Problem —
Restate the full set of records exactly, word for word.

Dataset extract —
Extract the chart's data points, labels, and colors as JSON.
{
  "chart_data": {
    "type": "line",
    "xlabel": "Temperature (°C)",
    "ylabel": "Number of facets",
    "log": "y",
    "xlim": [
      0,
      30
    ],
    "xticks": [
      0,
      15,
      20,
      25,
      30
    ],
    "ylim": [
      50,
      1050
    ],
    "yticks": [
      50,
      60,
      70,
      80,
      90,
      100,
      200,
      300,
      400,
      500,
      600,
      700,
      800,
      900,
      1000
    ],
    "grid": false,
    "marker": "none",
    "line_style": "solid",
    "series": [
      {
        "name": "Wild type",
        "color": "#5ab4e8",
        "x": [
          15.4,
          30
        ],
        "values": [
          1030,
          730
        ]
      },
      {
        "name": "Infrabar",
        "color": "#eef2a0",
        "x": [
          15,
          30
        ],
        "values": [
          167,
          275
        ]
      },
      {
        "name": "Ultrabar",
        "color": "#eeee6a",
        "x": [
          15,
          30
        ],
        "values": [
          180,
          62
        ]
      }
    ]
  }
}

Full response —
Extract the chart's data points, labels, and colors as JSON.
{
  "chart_data": {
    "type": "line",
    "xlabel": "Temperature (°C)",
    "ylabel": "Number of facets",
    "log": "y",
    "xlim": [
      0,
      30
    ],
    "xticks": [
      0,
      15,
      20,
      25,
      30
    ],
    "ylim": [
      50,
      1050
    ],
    "yticks": [
      50,
      60,
      70,
      80,
      90,
      100,
      200,
      300,
      400,
      500,
      600,
      700,
      800,
      900,
      1000
    ],
    "grid": false,
    "marker": "none",
    "line_style": "solid",
    "series": [
      {
        "name": "Wild type",
        "color": "#5ab4e8",
        "x": [
          15.4,
          30
        ],
        "values": [
          1030,
          730
        ]
      },
      {
        "name": "Infrabar",
        "color": "#eef2a0",
        "x": [
          15,
          30
        ],
        "values": [
          167,
          275
        ]
      },
      {
        "name": "Ultrabar",
        "color": "#eeee6a",
        "x": [
          15,
          30
        ],
        "values": [
          180,
          62
        ]
      }
    ]
  }
}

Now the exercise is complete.